# REQUIREMENT
Copy out, unchanged, the lines from the first line through the line that contains "drag-handle-icon[interactable]: ✥ — [952, 713, 964, 730]", including both.

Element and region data
----

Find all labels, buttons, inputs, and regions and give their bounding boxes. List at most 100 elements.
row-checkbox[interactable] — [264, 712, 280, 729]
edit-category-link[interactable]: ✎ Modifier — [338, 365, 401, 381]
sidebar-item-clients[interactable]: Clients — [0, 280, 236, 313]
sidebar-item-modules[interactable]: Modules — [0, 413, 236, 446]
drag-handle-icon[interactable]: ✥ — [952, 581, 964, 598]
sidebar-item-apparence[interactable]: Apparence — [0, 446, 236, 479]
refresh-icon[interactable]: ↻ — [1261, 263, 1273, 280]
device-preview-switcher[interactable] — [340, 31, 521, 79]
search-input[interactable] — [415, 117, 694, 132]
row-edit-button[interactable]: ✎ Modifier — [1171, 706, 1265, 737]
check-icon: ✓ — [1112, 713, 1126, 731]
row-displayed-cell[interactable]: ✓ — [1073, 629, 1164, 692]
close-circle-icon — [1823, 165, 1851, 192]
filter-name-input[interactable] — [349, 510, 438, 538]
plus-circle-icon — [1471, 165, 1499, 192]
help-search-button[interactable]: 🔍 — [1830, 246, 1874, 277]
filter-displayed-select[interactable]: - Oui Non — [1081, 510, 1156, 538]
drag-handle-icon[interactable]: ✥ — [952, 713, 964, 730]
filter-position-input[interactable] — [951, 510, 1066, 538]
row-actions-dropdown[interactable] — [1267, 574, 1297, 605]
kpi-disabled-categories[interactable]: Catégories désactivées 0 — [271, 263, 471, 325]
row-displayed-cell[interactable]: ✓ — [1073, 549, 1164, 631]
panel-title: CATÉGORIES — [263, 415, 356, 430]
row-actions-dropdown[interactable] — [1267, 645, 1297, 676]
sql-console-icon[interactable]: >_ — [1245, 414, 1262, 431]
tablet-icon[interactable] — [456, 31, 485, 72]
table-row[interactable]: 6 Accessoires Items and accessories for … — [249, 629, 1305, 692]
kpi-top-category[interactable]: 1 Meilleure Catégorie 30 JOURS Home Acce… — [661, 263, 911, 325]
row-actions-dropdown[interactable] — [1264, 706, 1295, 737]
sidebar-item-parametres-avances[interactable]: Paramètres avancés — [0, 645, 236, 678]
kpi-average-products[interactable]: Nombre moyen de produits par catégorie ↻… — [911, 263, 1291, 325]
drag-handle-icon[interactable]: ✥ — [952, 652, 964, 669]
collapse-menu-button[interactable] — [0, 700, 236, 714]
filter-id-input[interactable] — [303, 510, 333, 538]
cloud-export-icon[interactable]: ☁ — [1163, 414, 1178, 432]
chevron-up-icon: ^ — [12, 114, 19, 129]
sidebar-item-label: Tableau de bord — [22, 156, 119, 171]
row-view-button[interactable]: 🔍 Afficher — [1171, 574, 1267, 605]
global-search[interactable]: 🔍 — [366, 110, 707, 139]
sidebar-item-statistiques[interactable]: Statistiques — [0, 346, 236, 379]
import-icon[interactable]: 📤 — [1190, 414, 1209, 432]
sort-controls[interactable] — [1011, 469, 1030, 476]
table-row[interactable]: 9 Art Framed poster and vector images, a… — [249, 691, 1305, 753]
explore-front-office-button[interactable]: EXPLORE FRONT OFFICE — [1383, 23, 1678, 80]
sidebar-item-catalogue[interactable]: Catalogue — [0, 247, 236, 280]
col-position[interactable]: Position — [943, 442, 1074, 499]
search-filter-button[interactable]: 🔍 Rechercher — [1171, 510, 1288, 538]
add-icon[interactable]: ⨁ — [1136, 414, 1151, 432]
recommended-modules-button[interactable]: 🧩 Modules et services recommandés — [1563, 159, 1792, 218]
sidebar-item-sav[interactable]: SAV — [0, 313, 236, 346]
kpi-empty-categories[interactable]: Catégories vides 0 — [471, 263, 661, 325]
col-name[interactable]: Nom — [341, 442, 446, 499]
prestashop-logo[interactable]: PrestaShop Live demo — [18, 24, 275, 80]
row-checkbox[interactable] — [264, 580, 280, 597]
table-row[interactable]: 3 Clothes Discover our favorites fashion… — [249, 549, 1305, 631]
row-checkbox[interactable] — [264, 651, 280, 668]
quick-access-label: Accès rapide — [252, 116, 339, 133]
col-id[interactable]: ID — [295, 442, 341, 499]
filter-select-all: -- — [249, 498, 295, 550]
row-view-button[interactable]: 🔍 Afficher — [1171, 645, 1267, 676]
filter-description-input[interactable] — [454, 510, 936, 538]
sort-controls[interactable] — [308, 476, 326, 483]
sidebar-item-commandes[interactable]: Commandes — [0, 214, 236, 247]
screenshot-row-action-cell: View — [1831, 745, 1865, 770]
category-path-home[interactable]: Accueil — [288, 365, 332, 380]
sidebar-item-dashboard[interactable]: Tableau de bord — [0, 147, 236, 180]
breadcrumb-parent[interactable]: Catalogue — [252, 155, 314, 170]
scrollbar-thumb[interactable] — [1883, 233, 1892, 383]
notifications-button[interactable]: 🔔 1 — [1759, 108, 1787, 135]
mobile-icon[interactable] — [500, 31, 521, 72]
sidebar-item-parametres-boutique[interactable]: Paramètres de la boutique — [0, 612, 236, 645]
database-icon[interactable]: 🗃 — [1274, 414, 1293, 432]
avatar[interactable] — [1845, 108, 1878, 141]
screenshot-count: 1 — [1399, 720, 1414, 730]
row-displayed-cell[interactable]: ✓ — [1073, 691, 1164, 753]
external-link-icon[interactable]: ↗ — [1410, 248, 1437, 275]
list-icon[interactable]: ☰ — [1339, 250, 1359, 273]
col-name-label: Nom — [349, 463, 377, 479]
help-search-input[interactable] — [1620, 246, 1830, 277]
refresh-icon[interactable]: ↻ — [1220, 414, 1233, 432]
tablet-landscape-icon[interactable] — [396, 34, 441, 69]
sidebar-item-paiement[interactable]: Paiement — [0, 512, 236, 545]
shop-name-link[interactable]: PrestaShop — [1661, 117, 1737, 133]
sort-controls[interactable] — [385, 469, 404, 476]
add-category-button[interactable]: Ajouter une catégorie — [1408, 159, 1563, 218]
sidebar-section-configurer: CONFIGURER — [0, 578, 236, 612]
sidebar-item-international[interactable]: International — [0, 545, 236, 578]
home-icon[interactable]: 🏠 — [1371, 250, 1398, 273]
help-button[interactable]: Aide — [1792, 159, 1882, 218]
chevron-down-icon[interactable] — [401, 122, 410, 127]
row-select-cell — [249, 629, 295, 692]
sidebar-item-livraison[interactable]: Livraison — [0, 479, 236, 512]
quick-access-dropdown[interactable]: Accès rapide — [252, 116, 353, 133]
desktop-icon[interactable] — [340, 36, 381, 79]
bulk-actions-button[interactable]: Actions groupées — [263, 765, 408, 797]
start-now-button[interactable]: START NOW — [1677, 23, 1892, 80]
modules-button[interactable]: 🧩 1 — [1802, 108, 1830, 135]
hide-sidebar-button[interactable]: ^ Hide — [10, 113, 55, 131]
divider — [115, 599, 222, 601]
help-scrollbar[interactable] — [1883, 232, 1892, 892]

----

# FINAL RESULT
Find all labels, buttons, inputs, and regions and give their bounding boxes. List at most 100 elements.
row-checkbox[interactable] — [264, 712, 280, 729]
edit-category-link[interactable]: ✎ Modifier — [338, 365, 401, 381]
sidebar-item-clients[interactable]: Clients — [0, 280, 236, 313]
sidebar-item-modules[interactable]: Modules — [0, 413, 236, 446]
drag-handle-icon[interactable]: ✥ — [952, 581, 964, 598]
sidebar-item-apparence[interactable]: Apparence — [0, 446, 236, 479]
refresh-icon[interactable]: ↻ — [1261, 263, 1273, 280]
device-preview-switcher[interactable] — [340, 31, 521, 79]
search-input[interactable] — [415, 117, 694, 132]
row-edit-button[interactable]: ✎ Modifier — [1171, 706, 1265, 737]
check-icon: ✓ — [1112, 713, 1126, 731]
row-displayed-cell[interactable]: ✓ — [1073, 629, 1164, 692]
close-circle-icon — [1823, 165, 1851, 192]
filter-name-input[interactable] — [349, 510, 438, 538]
plus-circle-icon — [1471, 165, 1499, 192]
help-search-button[interactable]: 🔍 — [1830, 246, 1874, 277]
filter-displayed-select[interactable]: - Oui Non — [1081, 510, 1156, 538]
drag-handle-icon[interactable]: ✥ — [952, 713, 964, 730]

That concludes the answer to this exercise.